* _What is expected_
Wherever "title" appears in a line, copy that line.

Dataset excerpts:
◇ ◇ ◇ ◇ ◇ ◇ ◇
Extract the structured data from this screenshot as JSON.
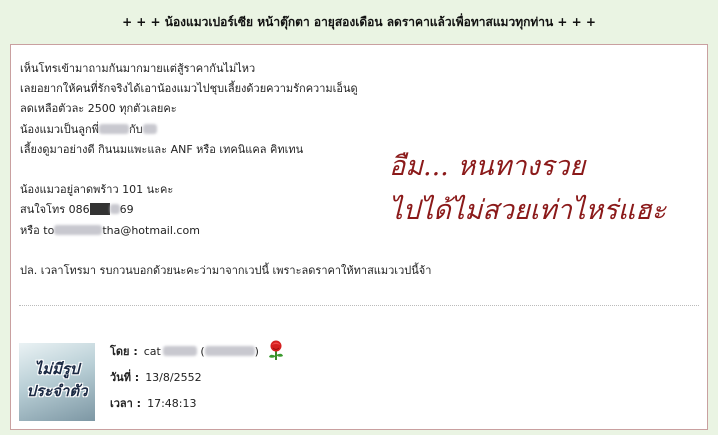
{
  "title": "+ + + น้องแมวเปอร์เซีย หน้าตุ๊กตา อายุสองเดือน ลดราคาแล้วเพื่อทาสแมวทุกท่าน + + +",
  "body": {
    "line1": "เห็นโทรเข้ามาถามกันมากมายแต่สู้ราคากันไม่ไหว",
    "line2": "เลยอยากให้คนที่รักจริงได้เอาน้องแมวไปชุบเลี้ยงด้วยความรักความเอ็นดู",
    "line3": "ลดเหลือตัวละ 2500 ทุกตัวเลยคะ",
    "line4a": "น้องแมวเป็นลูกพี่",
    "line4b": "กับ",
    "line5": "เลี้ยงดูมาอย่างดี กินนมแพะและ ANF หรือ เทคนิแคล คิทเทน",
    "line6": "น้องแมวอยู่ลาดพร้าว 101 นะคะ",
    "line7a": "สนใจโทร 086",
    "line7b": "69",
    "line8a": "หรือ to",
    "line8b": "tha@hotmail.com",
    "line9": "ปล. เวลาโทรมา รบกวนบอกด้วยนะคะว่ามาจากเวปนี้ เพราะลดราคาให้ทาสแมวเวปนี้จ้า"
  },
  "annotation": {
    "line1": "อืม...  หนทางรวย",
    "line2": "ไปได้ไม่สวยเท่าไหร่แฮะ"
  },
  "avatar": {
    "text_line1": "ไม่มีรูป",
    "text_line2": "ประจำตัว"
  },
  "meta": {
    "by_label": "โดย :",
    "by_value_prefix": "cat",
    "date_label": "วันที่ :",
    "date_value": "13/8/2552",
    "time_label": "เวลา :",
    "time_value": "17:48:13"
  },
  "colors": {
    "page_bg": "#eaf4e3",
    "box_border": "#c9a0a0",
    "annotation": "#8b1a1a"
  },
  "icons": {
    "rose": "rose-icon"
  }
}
◇ ◇ ◇ ◇ ◇ ◇ ◇
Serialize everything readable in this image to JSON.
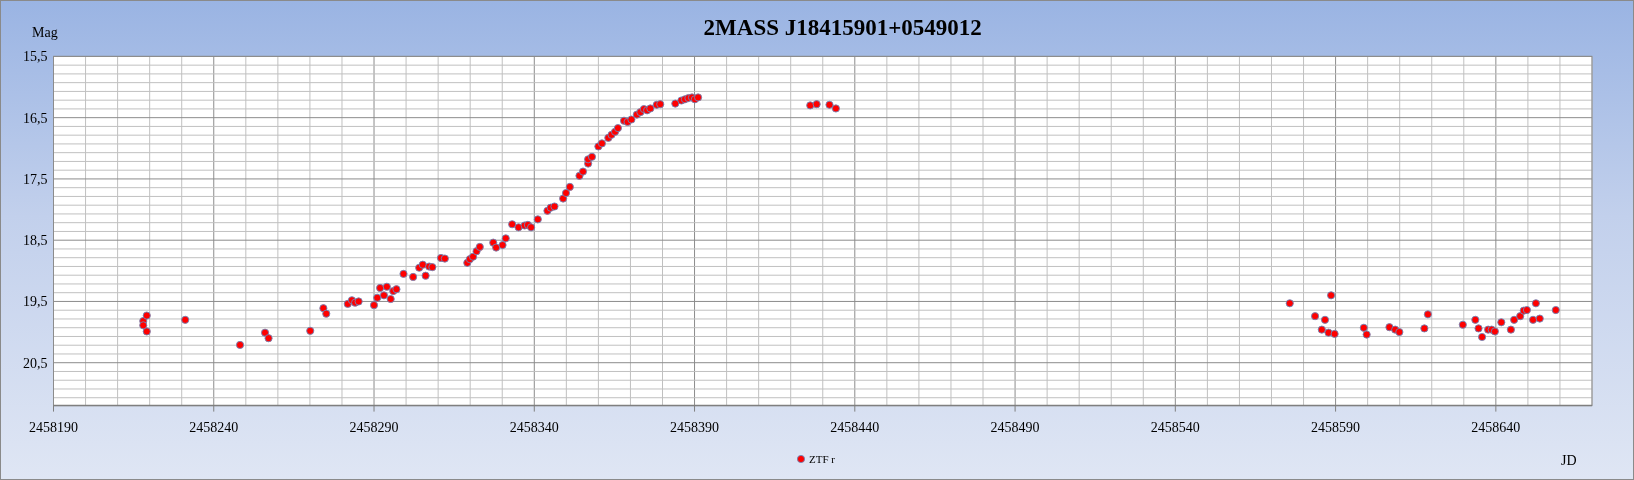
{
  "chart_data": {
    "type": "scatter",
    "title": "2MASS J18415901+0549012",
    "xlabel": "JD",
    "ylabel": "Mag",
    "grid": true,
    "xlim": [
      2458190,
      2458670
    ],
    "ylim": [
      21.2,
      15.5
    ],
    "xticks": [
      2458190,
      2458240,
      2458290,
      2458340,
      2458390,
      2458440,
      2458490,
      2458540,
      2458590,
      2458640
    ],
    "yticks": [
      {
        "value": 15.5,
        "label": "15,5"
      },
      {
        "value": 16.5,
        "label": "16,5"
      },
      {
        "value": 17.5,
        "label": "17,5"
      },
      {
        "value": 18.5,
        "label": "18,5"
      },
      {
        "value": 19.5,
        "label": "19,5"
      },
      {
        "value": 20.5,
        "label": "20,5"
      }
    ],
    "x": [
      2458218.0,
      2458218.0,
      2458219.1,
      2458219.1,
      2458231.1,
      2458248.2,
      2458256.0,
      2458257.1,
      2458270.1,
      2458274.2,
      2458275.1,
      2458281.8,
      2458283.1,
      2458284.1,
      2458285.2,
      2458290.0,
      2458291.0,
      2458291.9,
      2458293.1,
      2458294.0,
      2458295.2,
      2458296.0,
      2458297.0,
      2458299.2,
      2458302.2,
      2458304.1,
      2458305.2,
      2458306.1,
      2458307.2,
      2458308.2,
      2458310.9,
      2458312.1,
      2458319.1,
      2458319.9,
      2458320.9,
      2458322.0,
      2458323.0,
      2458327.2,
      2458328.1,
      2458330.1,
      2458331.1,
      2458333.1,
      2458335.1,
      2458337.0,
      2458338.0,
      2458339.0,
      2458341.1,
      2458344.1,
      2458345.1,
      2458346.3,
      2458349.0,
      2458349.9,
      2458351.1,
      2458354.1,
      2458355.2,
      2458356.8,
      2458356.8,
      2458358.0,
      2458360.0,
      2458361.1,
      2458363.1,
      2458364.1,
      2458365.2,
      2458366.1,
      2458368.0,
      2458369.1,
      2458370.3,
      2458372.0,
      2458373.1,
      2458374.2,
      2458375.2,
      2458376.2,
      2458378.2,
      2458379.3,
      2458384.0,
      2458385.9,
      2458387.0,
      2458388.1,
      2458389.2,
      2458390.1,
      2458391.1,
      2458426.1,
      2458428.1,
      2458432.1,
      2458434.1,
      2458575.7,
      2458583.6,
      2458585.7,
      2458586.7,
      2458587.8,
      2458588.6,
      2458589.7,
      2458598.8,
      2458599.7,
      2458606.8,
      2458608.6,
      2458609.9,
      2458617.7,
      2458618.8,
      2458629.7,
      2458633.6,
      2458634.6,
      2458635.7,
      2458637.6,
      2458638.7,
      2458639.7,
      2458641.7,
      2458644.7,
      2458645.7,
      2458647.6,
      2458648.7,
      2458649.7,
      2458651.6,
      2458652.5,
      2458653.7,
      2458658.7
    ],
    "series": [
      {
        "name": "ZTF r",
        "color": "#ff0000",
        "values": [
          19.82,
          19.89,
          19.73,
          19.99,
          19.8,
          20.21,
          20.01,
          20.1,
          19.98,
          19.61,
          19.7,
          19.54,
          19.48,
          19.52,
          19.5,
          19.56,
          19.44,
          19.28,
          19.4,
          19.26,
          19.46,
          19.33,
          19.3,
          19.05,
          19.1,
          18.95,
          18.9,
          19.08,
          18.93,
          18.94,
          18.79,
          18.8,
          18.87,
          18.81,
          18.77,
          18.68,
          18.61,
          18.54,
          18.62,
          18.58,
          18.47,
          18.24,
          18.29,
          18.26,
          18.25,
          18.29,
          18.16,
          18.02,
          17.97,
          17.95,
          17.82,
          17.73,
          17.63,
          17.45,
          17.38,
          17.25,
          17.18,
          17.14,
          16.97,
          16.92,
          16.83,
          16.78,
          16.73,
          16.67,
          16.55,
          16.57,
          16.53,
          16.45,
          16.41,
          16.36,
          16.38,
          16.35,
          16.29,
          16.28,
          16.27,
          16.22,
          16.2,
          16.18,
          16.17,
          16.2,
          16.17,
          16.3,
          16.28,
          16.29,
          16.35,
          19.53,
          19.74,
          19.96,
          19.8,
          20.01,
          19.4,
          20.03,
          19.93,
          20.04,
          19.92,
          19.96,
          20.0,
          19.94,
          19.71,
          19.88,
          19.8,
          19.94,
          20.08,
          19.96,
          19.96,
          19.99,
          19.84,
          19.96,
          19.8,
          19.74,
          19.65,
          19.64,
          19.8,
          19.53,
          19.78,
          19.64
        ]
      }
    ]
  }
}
◇ ◇ ◇ ◇ ◇ ◇ ◇
* _Task solution_
  "title": "+ + + น้องแมวเปอร์เซีย หน้าตุ๊กตา อายุสองเดือน ลดราคาแล้วเพื่อทาสแมวทุกท่าน + + +",
    "title": "2MASS J18415901+0549012",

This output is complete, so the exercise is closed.